[Stored dataset items]
>>
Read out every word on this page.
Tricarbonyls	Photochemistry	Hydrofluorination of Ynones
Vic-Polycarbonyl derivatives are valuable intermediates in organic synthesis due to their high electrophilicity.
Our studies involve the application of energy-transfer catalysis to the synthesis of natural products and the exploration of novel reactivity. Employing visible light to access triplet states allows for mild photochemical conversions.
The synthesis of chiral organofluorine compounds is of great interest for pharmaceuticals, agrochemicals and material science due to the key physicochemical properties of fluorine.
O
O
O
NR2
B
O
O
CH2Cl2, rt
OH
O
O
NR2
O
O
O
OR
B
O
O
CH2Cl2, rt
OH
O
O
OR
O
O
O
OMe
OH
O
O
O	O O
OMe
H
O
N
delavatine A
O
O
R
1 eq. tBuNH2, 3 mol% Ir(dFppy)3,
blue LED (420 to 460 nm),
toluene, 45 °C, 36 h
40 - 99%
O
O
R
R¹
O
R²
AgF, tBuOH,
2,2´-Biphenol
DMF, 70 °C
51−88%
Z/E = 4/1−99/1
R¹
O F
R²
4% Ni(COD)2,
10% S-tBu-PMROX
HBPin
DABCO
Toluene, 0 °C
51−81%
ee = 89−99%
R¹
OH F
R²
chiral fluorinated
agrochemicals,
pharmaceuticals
<<
>>
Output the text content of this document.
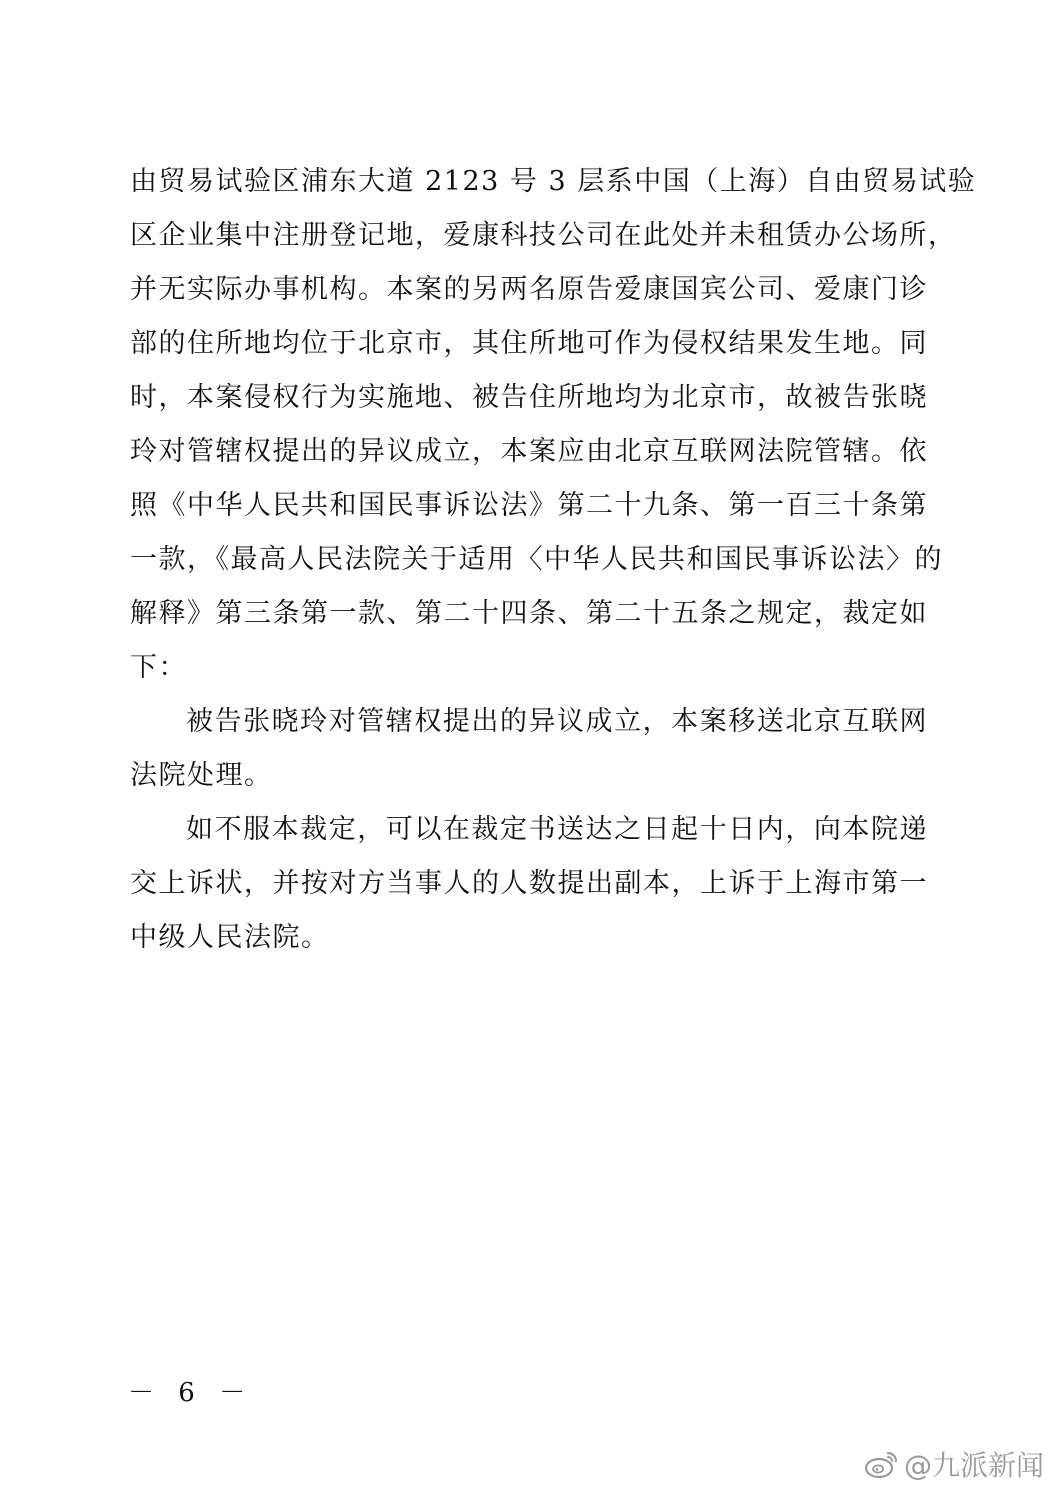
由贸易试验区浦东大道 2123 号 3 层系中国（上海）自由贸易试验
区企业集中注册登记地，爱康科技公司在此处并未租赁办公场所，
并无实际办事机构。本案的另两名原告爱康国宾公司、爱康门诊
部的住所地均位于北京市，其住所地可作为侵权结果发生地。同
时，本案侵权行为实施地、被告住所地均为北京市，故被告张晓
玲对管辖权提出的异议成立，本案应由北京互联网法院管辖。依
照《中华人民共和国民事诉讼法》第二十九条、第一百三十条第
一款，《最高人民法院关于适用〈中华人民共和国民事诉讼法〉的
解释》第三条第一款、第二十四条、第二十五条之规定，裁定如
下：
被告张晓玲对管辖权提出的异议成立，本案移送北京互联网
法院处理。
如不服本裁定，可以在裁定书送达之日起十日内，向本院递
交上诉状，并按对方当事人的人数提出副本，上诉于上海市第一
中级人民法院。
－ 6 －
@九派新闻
<<
▸ **Set task**
Locate the lines above that hold the word "this". Show every one of them.

▸ **Exercise response**
Read out every word on this page.
Output the text content of this document.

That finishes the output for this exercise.